▸ **Exercise inputs**
------------------------------

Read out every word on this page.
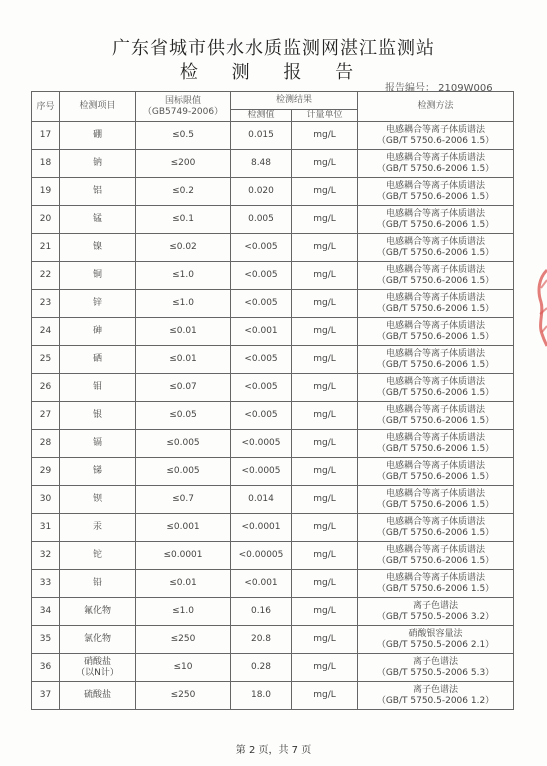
广东省城市供水水质监测网湛江监测站
检 测 报 告
报告编号： 2109W006
序号	检测项目	国标限值
（GB5749-2006）	检测结果		检测方法
			检测值	计量单位	
17	硼	≤0.5	0.015	mg/L	电感耦合等离子体质谱法
（GB/T 5750.6-2006 1.5）

18	钠	≤200	8.48	mg/L	电感耦合等离子体质谱法
（GB/T 5750.6-2006 1.5）

19	铝	≤0.2	0.020	mg/L	电感耦合等离子体质谱法
（GB/T 5750.6-2006 1.5）

20	锰	≤0.1	0.005	mg/L	电感耦合等离子体质谱法
（GB/T 5750.6-2006 1.5）

21	镍	≤0.02	<0.005	mg/L	电感耦合等离子体质谱法
（GB/T 5750.6-2006 1.5）

22	铜	≤1.0	<0.005	mg/L	电感耦合等离子体质谱法
（GB/T 5750.6-2006 1.5）

23	锌	≤1.0	<0.005	mg/L	电感耦合等离子体质谱法
（GB/T 5750.6-2006 1.5）

24	砷	≤0.01	<0.001	mg/L	电感耦合等离子体质谱法
（GB/T 5750.6-2006 1.5）

25	硒	≤0.01	<0.005	mg/L	电感耦合等离子体质谱法
（GB/T 5750.6-2006 1.5）

26	钼	≤0.07	<0.005	mg/L	电感耦合等离子体质谱法
（GB/T 5750.6-2006 1.5）

27	银	≤0.05	<0.005	mg/L	电感耦合等离子体质谱法
（GB/T 5750.6-2006 1.5）

28	镉	≤0.005	<0.0005	mg/L	电感耦合等离子体质谱法
（GB/T 5750.6-2006 1.5）

29	锑	≤0.005	<0.0005	mg/L	电感耦合等离子体质谱法
（GB/T 5750.6-2006 1.5）

30	钡	≤0.7	0.014	mg/L	电感耦合等离子体质谱法
（GB/T 5750.6-2006 1.5）

31	汞	≤0.001	<0.0001	mg/L	电感耦合等离子体质谱法
（GB/T 5750.6-2006 1.5）

32	铊	≤0.0001	<0.00005	mg/L	电感耦合等离子体质谱法
（GB/T 5750.6-2006 1.5）

33	铅	≤0.01	<0.001	mg/L	电感耦合等离子体质谱法
（GB/T 5750.6-2006 1.5）

34	氟化物	≤1.0	0.16	mg/L	离子色谱法
（GB/T 5750.5-2006 3.2）

35	氯化物	≤250	20.8	mg/L	硝酸银容量法
（GB/T 5750.5-2006 2.1）

36	硝酸盐
（以N计）	≤10	0.28	mg/L	离子色谱法
（GB/T 5750.5-2006 5.3）

37	硫酸盐	≤250	18.0	mg/L	离子色谱法
（GB/T 5750.5-2006 1.2）
第 2 页，共 7 页
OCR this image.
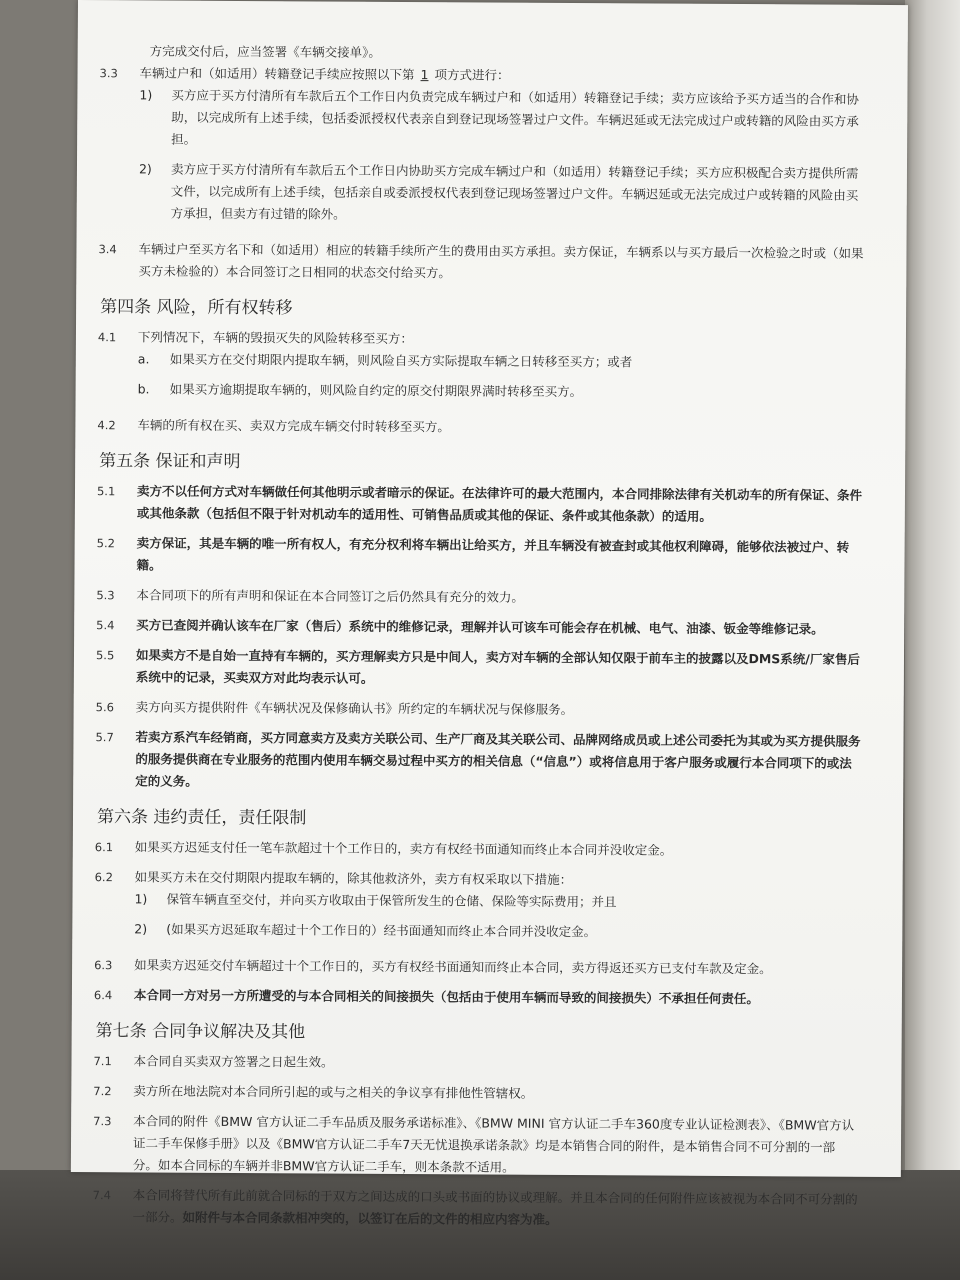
方完成交付后，应当签署《车辆交接单》。
3.3	车辆过户和（如适用）转籍登记手续应按照以下第 1 项方式进行：
1)	买方应于买方付清所有车款后五个工作日内负责完成车辆过户和（如适用）转籍登记手续；卖方应该给予买方适当的合作和协助，以完成所有上述手续，包括委派授权代表亲自到登记现场签署过户文件。车辆迟延或无法完成过户或转籍的风险由买方承担。
2)	卖方应于买方付清所有车款后五个工作日内协助买方完成车辆过户和（如适用）转籍登记手续；买方应积极配合卖方提供所需文件，以完成所有上述手续，包括亲自或委派授权代表到登记现场签署过户文件。车辆迟延或无法完成过户或转籍的风险由买方承担，但卖方有过错的除外。
3.4	车辆过户至买方名下和（如适用）相应的转籍手续所产生的费用由买方承担。卖方保证，车辆系以与买方最后一次检验之时或（如果买方未检验的）本合同签订之日相同的状态交付给买方。
第四条 风险，所有权转移
4.1	下列情况下，车辆的毁损灭失的风险转移至买方：
a.	如果买方在交付期限内提取车辆，则风险自买方实际提取车辆之日转移至买方；或者
b.	如果买方逾期提取车辆的，则风险自约定的原交付期限界满时转移至买方。
4.2	车辆的所有权在买、卖双方完成车辆交付时转移至买方。
第五条 保证和声明
5.1	卖方不以任何方式对车辆做任何其他明示或者暗示的保证。在法律许可的最大范围内，本合同排除法律有关机动车的所有保证、条件或其他条款（包括但不限于针对机动车的适用性、可销售品质或其他的保证、条件或其他条款）的适用。
5.2	卖方保证，其是车辆的唯一所有权人，有充分权利将车辆出让给买方，并且车辆没有被查封或其他权利障碍，能够依法被过户、转籍。
5.3	本合同项下的所有声明和保证在本合同签订之后仍然具有充分的效力。
5.4	买方已查阅并确认该车在厂家（售后）系统中的维修记录，理解并认可该车可能会存在机械、电气、油漆、钣金等维修记录。
5.5	如果卖方不是自始一直持有车辆的，买方理解卖方只是中间人，卖方对车辆的全部认知仅限于前车主的披露以及DMS系统/厂家售后系统中的记录，买卖双方对此均表示认可。
5.6	卖方向买方提供附件《车辆状况及保修确认书》所约定的车辆状况与保修服务。
5.7	若卖方系汽车经销商，买方同意卖方及卖方关联公司、生产厂商及其关联公司、品牌网络成员或上述公司委托为其或为买方提供服务的服务提供商在专业服务的范围内使用车辆交易过程中买方的相关信息（“信息”）或将信息用于客户服务或履行本合同项下的或法定的义务。
第六条 违约责任，责任限制
6.1	如果买方迟延支付任一笔车款超过十个工作日的，卖方有权经书面通知而终止本合同并没收定金。
6.2	如果买方未在交付期限内提取车辆的，除其他救济外，卖方有权采取以下措施：
1)	保管车辆直至交付，并向买方收取由于保管所发生的仓储、保险等实际费用；并且
2)	(如果买方迟延取车超过十个工作日的）经书面通知而终止本合同并没收定金。
6.3	如果卖方迟延交付车辆超过十个工作日的，买方有权经书面通知而终止本合同，卖方得返还买方已支付车款及定金。
6.4	本合同一方对另一方所遭受的与本合同相关的间接损失（包括由于使用车辆而导致的间接损失）不承担任何责任。
第七条 合同争议解决及其他
7.1	本合同自买卖双方签署之日起生效。
7.2	卖方所在地法院对本合同所引起的或与之相关的争议享有排他性管辖权。
7.3	本合同的附件《BMW 官方认证二手车品质及服务承诺标准》、《BMW MINI 官方认证二手车360度专业认证检测表》、《BMW官方认证二手车保修手册》以及《BMW官方认证二手车7天无忧退换承诺条款》均是本销售合同的附件，是本销售合同不可分割的一部分。如本合同标的车辆并非BMW官方认证二手车，则本条款不适用。
7.4	本合同将替代所有此前就合同标的于双方之间达成的口头或书面的协议或理解。并且本合同的任何附件应该被视为本合同不可分割的一部分。如附件与本合同条款相冲突的，以签订在后的文件的相应内容为准。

------------------------------

▸ **What to produce**
Reply with nothing but a number: how many lines of the entries above contain the string "离子色谱法"?

▸ **Result**
3